## begin

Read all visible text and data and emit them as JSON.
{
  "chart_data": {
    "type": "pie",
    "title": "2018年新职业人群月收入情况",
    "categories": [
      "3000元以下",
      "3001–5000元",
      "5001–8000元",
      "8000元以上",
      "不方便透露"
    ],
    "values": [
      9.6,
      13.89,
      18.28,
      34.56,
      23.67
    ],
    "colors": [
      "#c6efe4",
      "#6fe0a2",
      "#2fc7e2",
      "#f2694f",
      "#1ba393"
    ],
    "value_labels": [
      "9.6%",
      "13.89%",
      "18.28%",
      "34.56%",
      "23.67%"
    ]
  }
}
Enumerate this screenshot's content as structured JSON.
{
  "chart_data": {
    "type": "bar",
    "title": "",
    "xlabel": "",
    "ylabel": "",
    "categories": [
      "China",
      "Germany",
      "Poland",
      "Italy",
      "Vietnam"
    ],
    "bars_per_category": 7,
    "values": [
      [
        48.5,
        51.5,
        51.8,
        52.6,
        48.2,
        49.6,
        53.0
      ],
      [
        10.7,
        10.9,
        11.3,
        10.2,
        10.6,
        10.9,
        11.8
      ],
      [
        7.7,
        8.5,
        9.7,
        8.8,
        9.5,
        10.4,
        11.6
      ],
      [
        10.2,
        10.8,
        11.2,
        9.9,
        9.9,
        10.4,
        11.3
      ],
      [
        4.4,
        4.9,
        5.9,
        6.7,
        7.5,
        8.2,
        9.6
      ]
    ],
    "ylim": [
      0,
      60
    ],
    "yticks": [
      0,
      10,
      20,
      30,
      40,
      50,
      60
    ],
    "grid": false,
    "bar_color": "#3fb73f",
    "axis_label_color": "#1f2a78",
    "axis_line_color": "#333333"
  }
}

## end

◆ Exercise
Reply with one number: the count of lines in the entries that include the word "JSON".

◆ Written answer
2